Scan the data beneath this task and copy each line that includes "Late".
-- Start Records for this task --
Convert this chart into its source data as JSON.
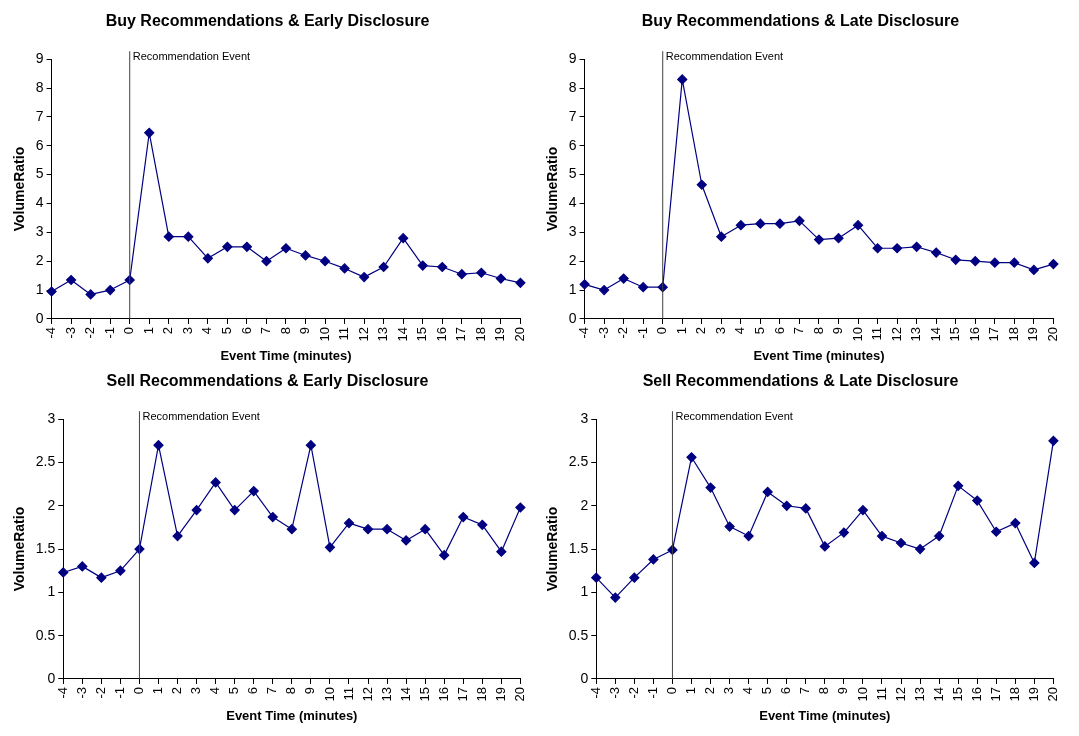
{
  "chart_data": [
    {
      "type": "line",
      "title": "Buy Recommendations & Early Disclosure",
      "xlabel": "Event Time (minutes)",
      "ylabel": "VolumeRatio",
      "categories": [
        "-4",
        "-3",
        "-2",
        "-1",
        "0",
        "1",
        "2",
        "3",
        "4",
        "5",
        "6",
        "7",
        "8",
        "9",
        "10",
        "11",
        "12",
        "13",
        "14",
        "15",
        "16",
        "17",
        "18",
        "19",
        "20"
      ],
      "series": [
        {
          "color": "#000080",
          "values": [
            0.95,
            1.35,
            0.85,
            1.0,
            1.35,
            6.45,
            2.85,
            2.85,
            2.1,
            2.5,
            2.5,
            2.0,
            2.45,
            2.2,
            2.0,
            1.75,
            1.45,
            1.8,
            2.8,
            1.85,
            1.8,
            1.55,
            1.6,
            1.4,
            1.25
          ]
        }
      ],
      "ylim": [
        0,
        9
      ],
      "yticks": [
        0,
        1,
        2,
        3,
        4,
        5,
        6,
        7,
        8,
        9
      ],
      "grid": false,
      "legend": false,
      "marker": "diamond",
      "line_style": "solid",
      "ref_lines": [
        {
          "axis": "x",
          "value": "0",
          "label": "Recommendation Event",
          "color": "#404040"
        }
      ]
    },
    {
      "type": "line",
      "title": "Buy Recommendations & Late Disclosure",
      "xlabel": "Event Time (minutes)",
      "ylabel": "VolumeRatio",
      "categories": [
        "-4",
        "-3",
        "-2",
        "-1",
        "0",
        "1",
        "2",
        "3",
        "4",
        "5",
        "6",
        "7",
        "8",
        "9",
        "10",
        "11",
        "12",
        "13",
        "14",
        "15",
        "16",
        "17",
        "18",
        "19",
        "20"
      ],
      "series": [
        {
          "color": "#000080",
          "values": [
            1.2,
            1.0,
            1.4,
            1.1,
            1.1,
            8.3,
            4.65,
            2.85,
            3.25,
            3.3,
            3.3,
            3.4,
            2.75,
            2.8,
            3.25,
            2.45,
            2.45,
            2.5,
            2.3,
            2.05,
            2.0,
            1.95,
            1.95,
            1.7,
            1.9
          ]
        }
      ],
      "ylim": [
        0,
        9
      ],
      "yticks": [
        0,
        1,
        2,
        3,
        4,
        5,
        6,
        7,
        8,
        9
      ],
      "grid": false,
      "legend": false,
      "marker": "diamond",
      "line_style": "solid",
      "ref_lines": [
        {
          "axis": "x",
          "value": "0",
          "label": "Recommendation Event",
          "color": "#404040"
        }
      ]
    },
    {
      "type": "line",
      "title": "Sell Recommendations & Early Disclosure",
      "xlabel": "Event Time (minutes)",
      "ylabel": "VolumeRatio",
      "categories": [
        "-4",
        "-3",
        "-2",
        "-1",
        "0",
        "1",
        "2",
        "3",
        "4",
        "5",
        "6",
        "7",
        "8",
        "9",
        "10",
        "11",
        "12",
        "13",
        "14",
        "15",
        "16",
        "17",
        "18",
        "19",
        "20"
      ],
      "series": [
        {
          "color": "#000080",
          "values": [
            1.23,
            1.3,
            1.17,
            1.25,
            1.5,
            2.7,
            1.65,
            1.95,
            2.27,
            1.95,
            2.17,
            1.87,
            1.73,
            2.7,
            1.52,
            1.8,
            1.73,
            1.73,
            1.6,
            1.73,
            1.43,
            1.87,
            1.78,
            1.47,
            1.98
          ]
        }
      ],
      "ylim": [
        0,
        3
      ],
      "yticks": [
        0,
        0.5,
        1,
        1.5,
        2,
        2.5,
        3
      ],
      "grid": false,
      "legend": false,
      "marker": "diamond",
      "line_style": "solid",
      "ref_lines": [
        {
          "axis": "x",
          "value": "0",
          "label": "Recommendation Event",
          "color": "#404040"
        }
      ]
    },
    {
      "type": "line",
      "title": "Sell Recommendations & Late Disclosure",
      "xlabel": "Event Time (minutes)",
      "ylabel": "VolumeRatio",
      "categories": [
        "-4",
        "-3",
        "-2",
        "-1",
        "0",
        "1",
        "2",
        "3",
        "4",
        "5",
        "6",
        "7",
        "8",
        "9",
        "10",
        "11",
        "12",
        "13",
        "14",
        "15",
        "16",
        "17",
        "18",
        "19",
        "20"
      ],
      "series": [
        {
          "color": "#000080",
          "values": [
            1.17,
            0.94,
            1.17,
            1.38,
            1.49,
            2.56,
            2.21,
            1.76,
            1.65,
            2.16,
            2.0,
            1.97,
            1.53,
            1.69,
            1.95,
            1.65,
            1.57,
            1.5,
            1.65,
            2.23,
            2.06,
            1.7,
            1.8,
            1.34,
            2.75
          ]
        }
      ],
      "ylim": [
        0,
        3
      ],
      "yticks": [
        0,
        0.5,
        1,
        1.5,
        2,
        2.5,
        3
      ],
      "grid": false,
      "legend": false,
      "marker": "diamond",
      "line_style": "solid",
      "ref_lines": [
        {
          "axis": "x",
          "value": "0",
          "label": "Recommendation Event",
          "color": "#404040"
        }
      ]
    }
  ]
}
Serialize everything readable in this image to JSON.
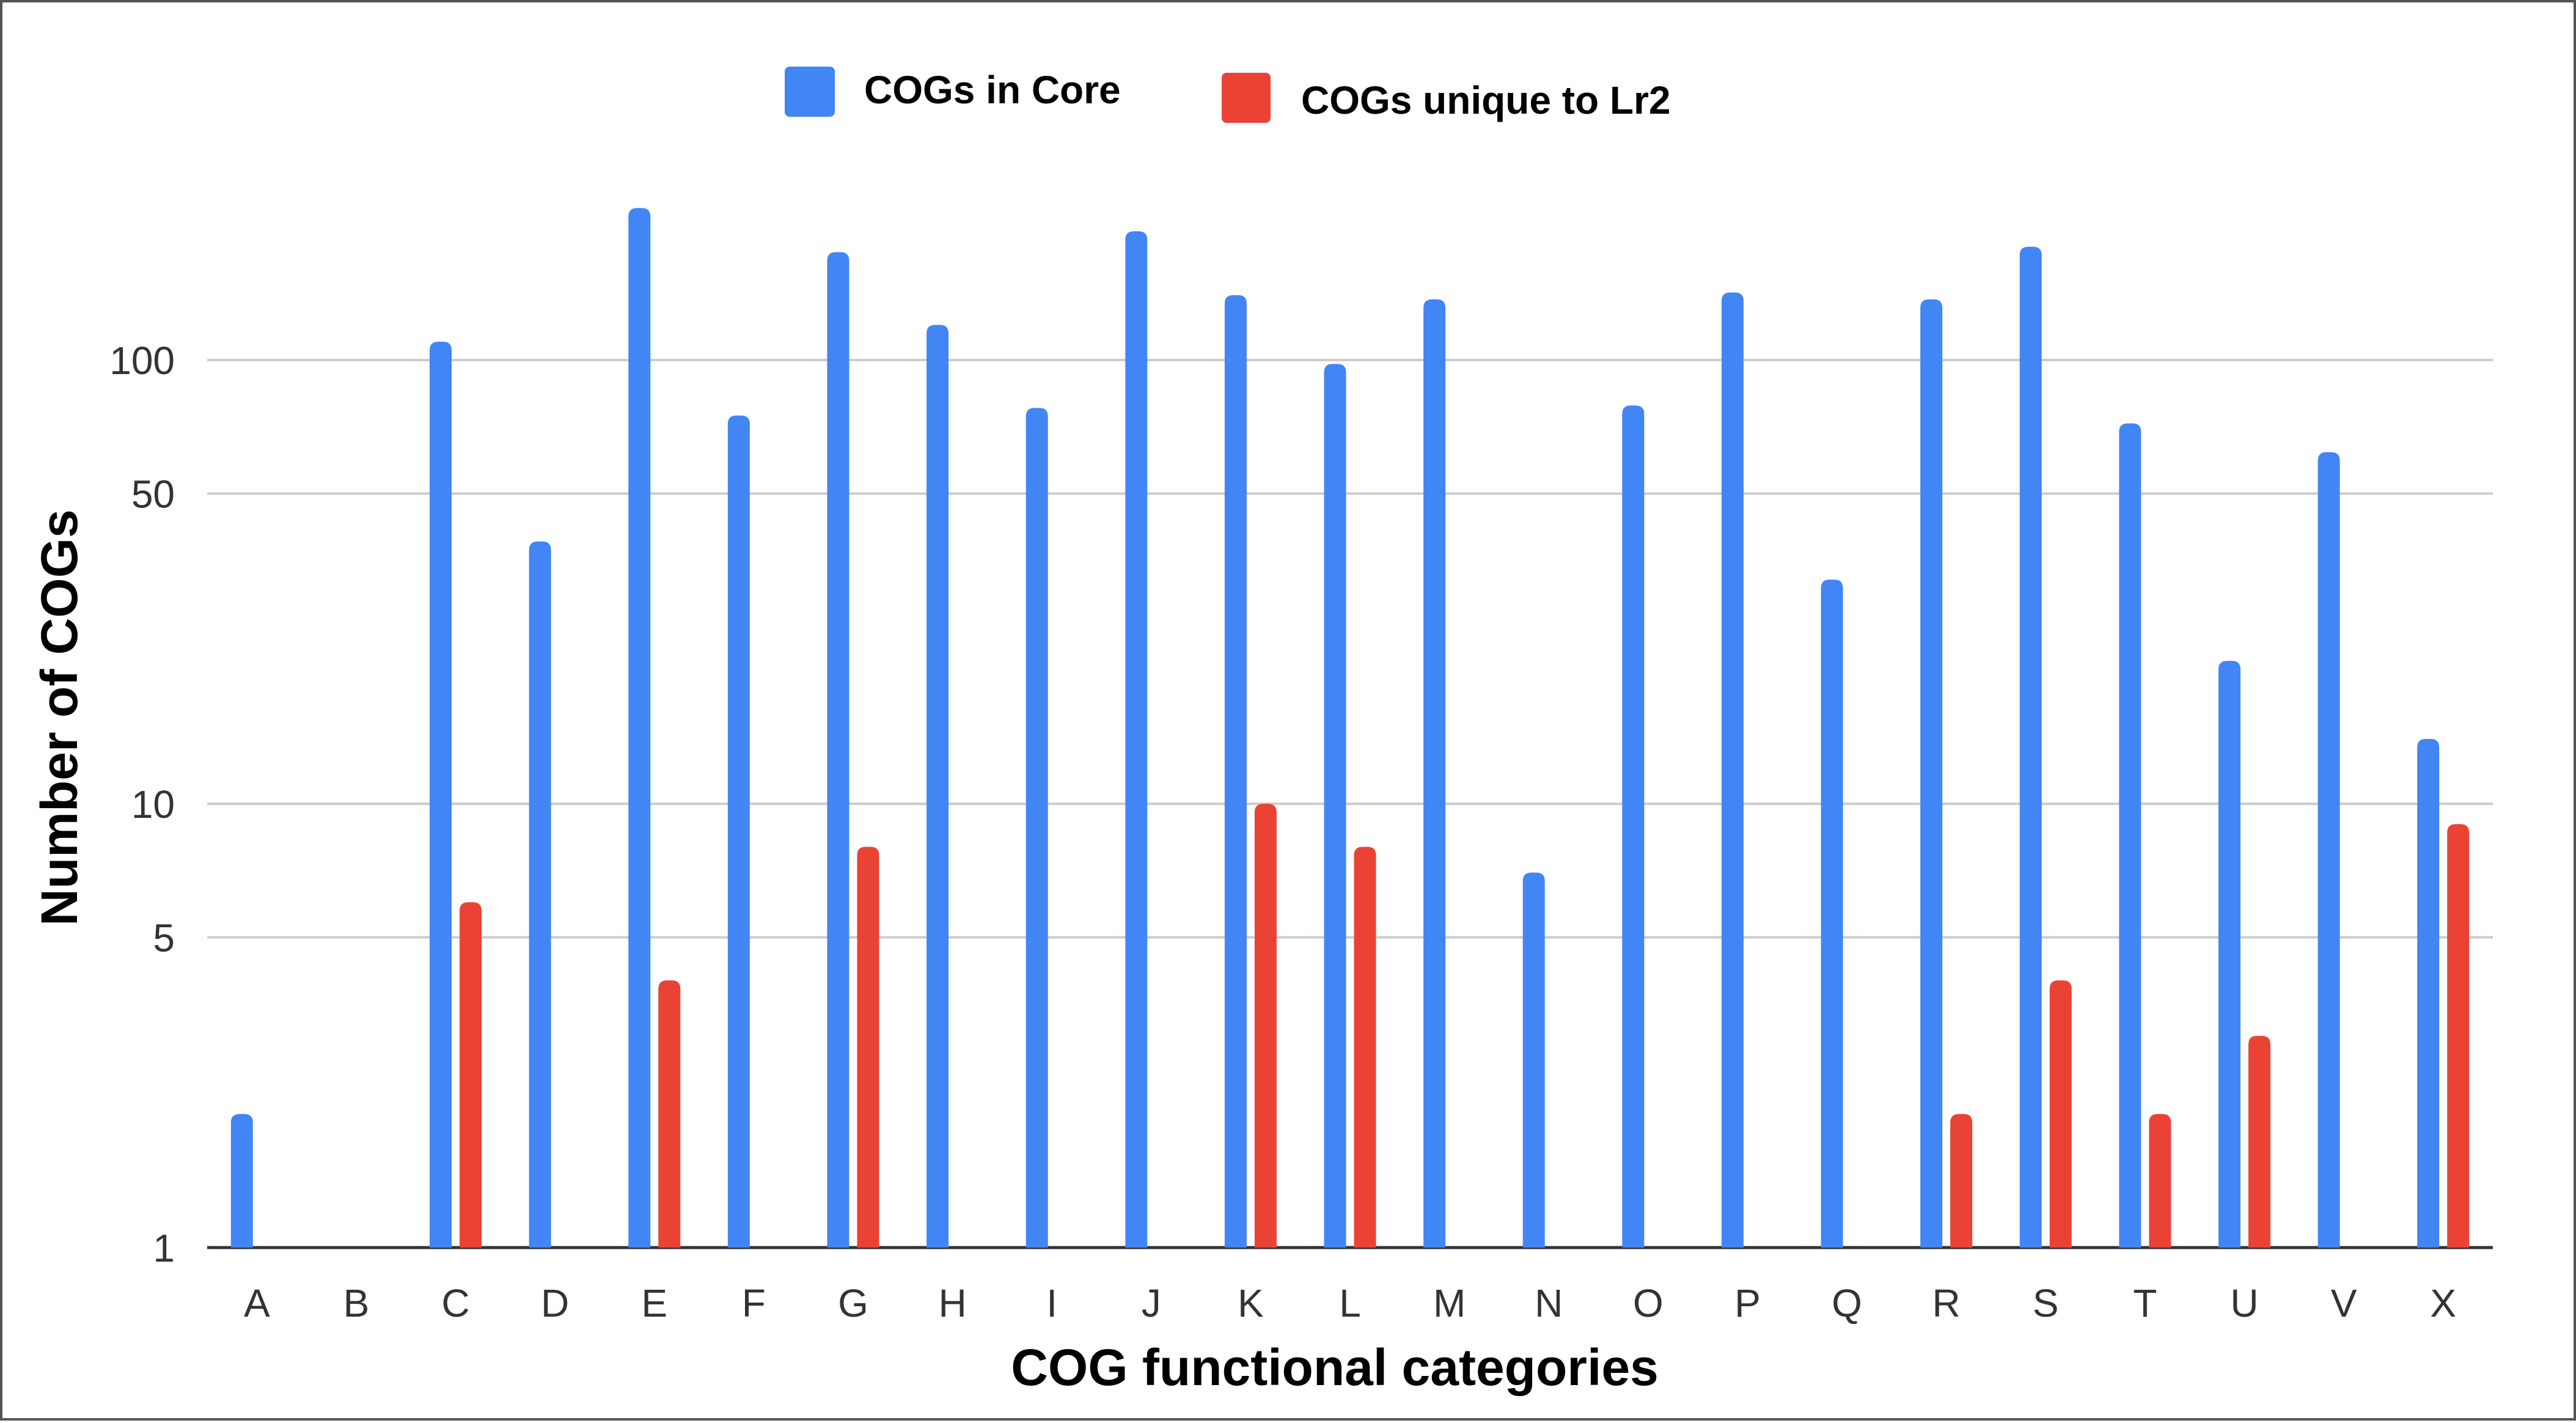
{
  "chart_data": {
    "type": "bar",
    "title": "",
    "xlabel": "COG functional categories",
    "ylabel": "Number of COGs",
    "yscale": "log",
    "ylim": [
      1,
      400
    ],
    "yticks": [
      1,
      5,
      10,
      50,
      100
    ],
    "ytick_labels": [
      "1",
      "5",
      "10",
      "50",
      "100"
    ],
    "grid": true,
    "legend_position": "top-center",
    "categories": [
      "A",
      "B",
      "C",
      "D",
      "E",
      "F",
      "G",
      "H",
      "I",
      "J",
      "K",
      "L",
      "M",
      "N",
      "O",
      "P",
      "Q",
      "R",
      "S",
      "T",
      "U",
      "V",
      "X"
    ],
    "series": [
      {
        "name": "COGs in Core",
        "color": "#4285F4",
        "values": [
          2,
          0,
          110,
          39,
          220,
          75,
          175,
          120,
          78,
          195,
          140,
          98,
          137,
          7,
          79,
          142,
          32,
          137,
          180,
          72,
          21,
          62,
          14
        ]
      },
      {
        "name": "COGs unique to Lr2",
        "color": "#EA4335",
        "values": [
          0,
          0,
          6,
          0,
          4,
          0,
          8,
          0,
          0,
          0,
          10,
          8,
          0,
          0,
          0,
          0,
          0,
          2,
          4,
          2,
          3,
          0,
          9
        ]
      }
    ]
  },
  "colors": {
    "gridline": "#cccccc",
    "baseline": "#333333"
  }
}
-- End Records for this task --
## Final answer
      "title": "Buy Recommendations & Late Disclosure",
      "title": "Sell Recommendations & Late Disclosure",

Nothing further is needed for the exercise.